● **The problem**: The records below hold pictures; please leave those out and retype the rest exactly.

(Rows from a dataset)
-*-*-

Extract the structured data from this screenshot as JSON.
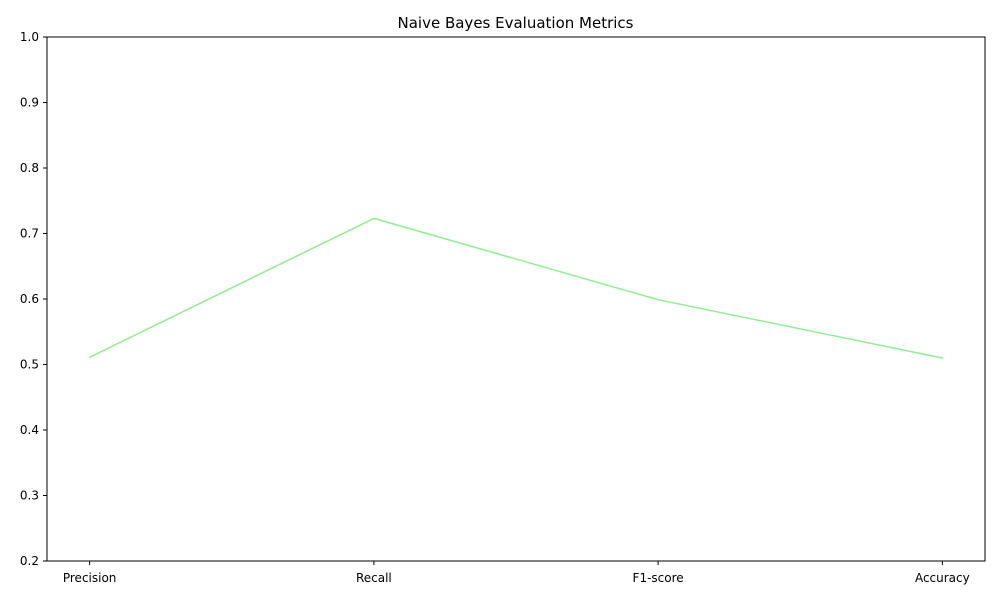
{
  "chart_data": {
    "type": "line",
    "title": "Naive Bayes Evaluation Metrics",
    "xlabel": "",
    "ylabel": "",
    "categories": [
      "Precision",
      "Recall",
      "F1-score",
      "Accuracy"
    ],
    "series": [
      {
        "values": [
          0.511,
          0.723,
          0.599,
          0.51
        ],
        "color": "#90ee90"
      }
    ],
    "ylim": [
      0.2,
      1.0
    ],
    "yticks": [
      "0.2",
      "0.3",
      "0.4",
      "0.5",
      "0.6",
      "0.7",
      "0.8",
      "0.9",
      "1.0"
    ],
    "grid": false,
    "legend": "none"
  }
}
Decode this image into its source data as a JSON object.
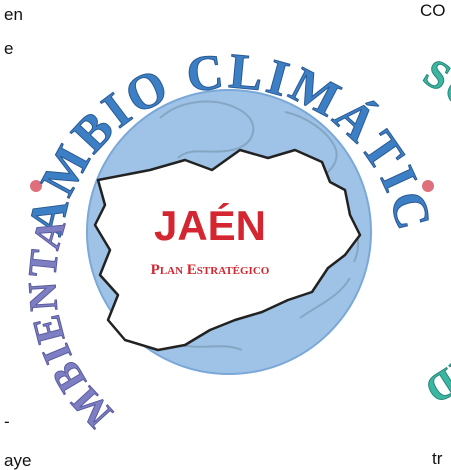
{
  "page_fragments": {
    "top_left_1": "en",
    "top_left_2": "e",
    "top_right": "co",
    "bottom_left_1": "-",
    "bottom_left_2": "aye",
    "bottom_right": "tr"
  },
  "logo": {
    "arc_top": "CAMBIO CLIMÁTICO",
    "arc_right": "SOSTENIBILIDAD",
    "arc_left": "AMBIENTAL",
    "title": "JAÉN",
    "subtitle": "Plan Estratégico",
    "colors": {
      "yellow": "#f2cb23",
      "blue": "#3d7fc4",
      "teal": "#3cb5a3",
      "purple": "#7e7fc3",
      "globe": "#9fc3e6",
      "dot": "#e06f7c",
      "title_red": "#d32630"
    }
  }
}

-*-*-

● **Answer to the problem**:
Extract the structured data from this screenshot as JSON.
{
  "chart_data": {
    "type": "line",
    "title": "Naive Bayes Evaluation Metrics",
    "xlabel": "",
    "ylabel": "",
    "categories": [
      "Precision",
      "Recall",
      "F1-score",
      "Accuracy"
    ],
    "series": [
      {
        "values": [
          0.511,
          0.723,
          0.599,
          0.51
        ],
        "color": "#90ee90"
      }
    ],
    "ylim": [
      0.2,
      1.0
    ],
    "yticks": [
      "0.2",
      "0.3",
      "0.4",
      "0.5",
      "0.6",
      "0.7",
      "0.8",
      "0.9",
      "1.0"
    ],
    "grid": false,
    "legend": "none"
  }
}
Decode this image into its source data as a JSON object.
{
  "page_fragments": {
    "top_left_1": "en",
    "top_left_2": "e",
    "top_right": "co",
    "bottom_left_1": "-",
    "bottom_left_2": "aye",
    "bottom_right": "tr"
  },
  "logo": {
    "arc_top": "CAMBIO CLIMÁTICO",
    "arc_right": "SOSTENIBILIDAD",
    "arc_left": "AMBIENTAL",
    "title": "JAÉN",
    "subtitle": "Plan Estratégico",
    "colors": {
      "yellow": "#f2cb23",
      "blue": "#3d7fc4",
      "teal": "#3cb5a3",
      "purple": "#7e7fc3",
      "globe": "#9fc3e6",
      "dot": "#e06f7c",
      "title_red": "#d32630"
    }
  }
}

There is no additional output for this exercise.